* OBJECTIVE
Can you arrange the entries below as a JSON list of strings, one string per line and no blank lines, starting at the first line of the entries and ending at the line containing "volume-bar <box>637 463 643 473</box>", with both of those lines included?

* THE INPUT

------------------------------------------------

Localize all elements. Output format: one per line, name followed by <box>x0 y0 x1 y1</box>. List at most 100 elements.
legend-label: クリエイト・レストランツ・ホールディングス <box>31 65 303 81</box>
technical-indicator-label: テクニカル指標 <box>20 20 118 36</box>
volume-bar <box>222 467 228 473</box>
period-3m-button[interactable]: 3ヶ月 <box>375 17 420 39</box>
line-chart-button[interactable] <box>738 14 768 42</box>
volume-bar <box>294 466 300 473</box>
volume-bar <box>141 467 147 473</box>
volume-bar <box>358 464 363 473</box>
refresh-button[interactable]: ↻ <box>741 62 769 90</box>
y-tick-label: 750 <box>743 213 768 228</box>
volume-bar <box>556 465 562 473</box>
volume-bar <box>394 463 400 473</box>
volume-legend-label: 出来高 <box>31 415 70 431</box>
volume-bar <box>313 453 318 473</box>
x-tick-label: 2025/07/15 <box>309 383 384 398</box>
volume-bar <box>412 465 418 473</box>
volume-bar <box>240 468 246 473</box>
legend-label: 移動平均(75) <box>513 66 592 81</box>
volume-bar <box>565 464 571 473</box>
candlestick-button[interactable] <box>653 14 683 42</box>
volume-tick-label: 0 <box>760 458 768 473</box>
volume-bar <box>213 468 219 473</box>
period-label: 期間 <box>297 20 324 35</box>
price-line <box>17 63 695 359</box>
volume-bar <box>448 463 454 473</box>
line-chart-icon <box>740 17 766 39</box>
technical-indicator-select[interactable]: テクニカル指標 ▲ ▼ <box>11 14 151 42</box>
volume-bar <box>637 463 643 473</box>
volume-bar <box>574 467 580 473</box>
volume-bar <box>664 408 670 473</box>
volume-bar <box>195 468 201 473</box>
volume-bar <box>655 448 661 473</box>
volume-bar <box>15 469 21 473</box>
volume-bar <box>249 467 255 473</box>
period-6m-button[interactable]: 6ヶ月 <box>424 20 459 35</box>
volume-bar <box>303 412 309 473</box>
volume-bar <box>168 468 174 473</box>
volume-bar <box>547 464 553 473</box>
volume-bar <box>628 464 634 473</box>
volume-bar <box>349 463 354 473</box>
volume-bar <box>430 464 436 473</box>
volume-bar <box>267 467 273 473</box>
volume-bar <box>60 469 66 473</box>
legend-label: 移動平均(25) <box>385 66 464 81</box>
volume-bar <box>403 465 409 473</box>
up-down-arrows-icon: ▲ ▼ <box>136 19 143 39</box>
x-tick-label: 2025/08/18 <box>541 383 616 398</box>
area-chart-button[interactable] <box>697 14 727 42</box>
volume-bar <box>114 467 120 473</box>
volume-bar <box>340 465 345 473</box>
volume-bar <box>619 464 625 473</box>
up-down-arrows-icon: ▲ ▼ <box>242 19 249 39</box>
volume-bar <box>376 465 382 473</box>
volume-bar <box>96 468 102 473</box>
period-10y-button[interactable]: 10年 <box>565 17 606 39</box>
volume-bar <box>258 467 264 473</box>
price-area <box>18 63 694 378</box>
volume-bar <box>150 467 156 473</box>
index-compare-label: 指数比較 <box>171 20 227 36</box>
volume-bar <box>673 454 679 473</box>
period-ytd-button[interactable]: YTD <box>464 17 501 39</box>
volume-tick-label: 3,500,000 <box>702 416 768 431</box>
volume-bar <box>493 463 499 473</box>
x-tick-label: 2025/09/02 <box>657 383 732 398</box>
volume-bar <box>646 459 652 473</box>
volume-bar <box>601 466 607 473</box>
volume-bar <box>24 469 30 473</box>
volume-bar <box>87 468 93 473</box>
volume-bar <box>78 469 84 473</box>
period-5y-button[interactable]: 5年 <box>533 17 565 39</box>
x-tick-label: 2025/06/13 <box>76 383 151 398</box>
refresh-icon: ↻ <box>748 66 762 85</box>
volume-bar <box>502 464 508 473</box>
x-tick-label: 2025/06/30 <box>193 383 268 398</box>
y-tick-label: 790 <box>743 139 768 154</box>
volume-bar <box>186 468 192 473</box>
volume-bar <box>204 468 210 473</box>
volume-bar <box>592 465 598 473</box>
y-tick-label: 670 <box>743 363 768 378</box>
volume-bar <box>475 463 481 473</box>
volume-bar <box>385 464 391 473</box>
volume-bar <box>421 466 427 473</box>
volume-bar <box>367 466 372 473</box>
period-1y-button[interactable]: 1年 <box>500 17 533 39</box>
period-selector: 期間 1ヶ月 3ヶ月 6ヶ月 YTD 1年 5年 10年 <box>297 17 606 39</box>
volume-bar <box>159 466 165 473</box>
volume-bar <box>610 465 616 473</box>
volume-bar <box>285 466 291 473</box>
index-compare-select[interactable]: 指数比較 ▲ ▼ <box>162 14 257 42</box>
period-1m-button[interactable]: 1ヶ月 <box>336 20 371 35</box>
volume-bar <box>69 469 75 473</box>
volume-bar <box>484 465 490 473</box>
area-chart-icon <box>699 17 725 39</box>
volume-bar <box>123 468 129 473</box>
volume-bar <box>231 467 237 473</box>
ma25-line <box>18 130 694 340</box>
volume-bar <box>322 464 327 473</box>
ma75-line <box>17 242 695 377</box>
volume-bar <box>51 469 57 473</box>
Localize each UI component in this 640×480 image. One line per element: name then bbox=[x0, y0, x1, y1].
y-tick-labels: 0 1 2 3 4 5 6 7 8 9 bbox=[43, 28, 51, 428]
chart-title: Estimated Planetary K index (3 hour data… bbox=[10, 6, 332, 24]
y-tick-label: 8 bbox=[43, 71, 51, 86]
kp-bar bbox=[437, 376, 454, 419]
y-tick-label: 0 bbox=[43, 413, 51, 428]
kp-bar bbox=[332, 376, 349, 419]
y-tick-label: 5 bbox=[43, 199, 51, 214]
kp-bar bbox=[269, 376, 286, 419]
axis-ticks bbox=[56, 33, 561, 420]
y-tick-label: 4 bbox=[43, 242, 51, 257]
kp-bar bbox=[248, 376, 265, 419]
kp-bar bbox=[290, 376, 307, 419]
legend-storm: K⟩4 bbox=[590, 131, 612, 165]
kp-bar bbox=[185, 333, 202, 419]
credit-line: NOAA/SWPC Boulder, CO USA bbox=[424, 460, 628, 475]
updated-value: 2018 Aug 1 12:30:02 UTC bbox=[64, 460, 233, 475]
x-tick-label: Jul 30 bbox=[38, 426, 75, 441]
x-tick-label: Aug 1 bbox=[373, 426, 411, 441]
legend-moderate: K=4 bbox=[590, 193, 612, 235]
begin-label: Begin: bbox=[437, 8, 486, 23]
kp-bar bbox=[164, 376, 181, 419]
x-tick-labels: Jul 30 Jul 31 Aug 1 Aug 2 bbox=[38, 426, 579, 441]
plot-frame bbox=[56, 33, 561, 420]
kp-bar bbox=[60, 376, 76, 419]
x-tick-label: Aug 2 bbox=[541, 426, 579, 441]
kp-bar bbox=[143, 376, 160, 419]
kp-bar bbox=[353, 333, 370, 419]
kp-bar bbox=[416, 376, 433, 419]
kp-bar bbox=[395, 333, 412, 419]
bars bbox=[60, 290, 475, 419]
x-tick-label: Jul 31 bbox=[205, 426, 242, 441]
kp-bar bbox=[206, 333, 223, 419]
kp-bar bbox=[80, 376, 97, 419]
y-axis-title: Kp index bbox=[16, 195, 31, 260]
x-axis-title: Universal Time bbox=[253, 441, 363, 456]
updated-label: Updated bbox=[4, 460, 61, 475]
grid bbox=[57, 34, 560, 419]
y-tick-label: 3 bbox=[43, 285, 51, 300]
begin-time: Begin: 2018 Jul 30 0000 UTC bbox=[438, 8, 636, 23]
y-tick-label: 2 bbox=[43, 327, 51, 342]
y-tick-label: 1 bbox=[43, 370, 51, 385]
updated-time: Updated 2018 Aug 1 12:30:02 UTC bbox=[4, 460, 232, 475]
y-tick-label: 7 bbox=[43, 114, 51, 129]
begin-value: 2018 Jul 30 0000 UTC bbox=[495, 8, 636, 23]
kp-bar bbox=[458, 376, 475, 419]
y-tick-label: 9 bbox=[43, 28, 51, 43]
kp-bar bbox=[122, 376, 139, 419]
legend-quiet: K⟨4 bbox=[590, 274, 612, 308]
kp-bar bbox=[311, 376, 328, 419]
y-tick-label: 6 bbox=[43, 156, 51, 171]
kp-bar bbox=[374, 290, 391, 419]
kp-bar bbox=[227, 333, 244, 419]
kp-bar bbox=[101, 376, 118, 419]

------------------------------------------------

* THE ANSWER
[
  "Localize all elements. Output format: one per line, name followed by <box>x0 y0 x1 y1</box>. List at most 100 elements.",
  "legend-label: クリエイト・レストランツ・ホールディングス <box>31 65 303 81</box>",
  "technical-indicator-label: テクニカル指標 <box>20 20 118 36</box>",
  "volume-bar <box>222 467 228 473</box>",
  "period-3m-button[interactable]: 3ヶ月 <box>375 17 420 39</box>",
  "line-chart-button[interactable] <box>738 14 768 42</box>",
  "volume-bar <box>294 466 300 473</box>",
  "volume-bar <box>141 467 147 473</box>",
  "volume-bar <box>358 464 363 473</box>",
  "refresh-button[interactable]: ↻ <box>741 62 769 90</box>",
  "y-tick-label: 750 <box>743 213 768 228</box>",
  "volume-bar <box>556 465 562 473</box>",
  "volume-bar <box>394 463 400 473</box>",
  "volume-legend-label: 出来高 <box>31 415 70 431</box>",
  "volume-bar <box>313 453 318 473</box>",
  "x-tick-label: 2025/07/15 <box>309 383 384 398</box>",
  "volume-bar <box>412 465 418 473</box>",
  "volume-bar <box>240 468 246 473</box>",
  "legend-label: 移動平均(75) <box>513 66 592 81</box>",
  "volume-bar <box>565 464 571 473</box>",
  "candlestick-button[interactable] <box>653 14 683 42</box>",
  "volume-tick-label: 0 <box>760 458 768 473</box>",
  "volume-bar <box>213 468 219 473</box>",
  "period-label: 期間 <box>297 20 324 35</box>",
  "price-line <box>17 63 695 359</box>",
  "volume-bar <box>448 463 454 473</box>",
  "line-chart-icon <box>740 17 766 39</box>",
  "technical-indicator-select[interactable]: テクニカル指標 ▲ ▼ <box>11 14 151 42</box>",
  "volume-bar <box>637 463 643 473</box>"
]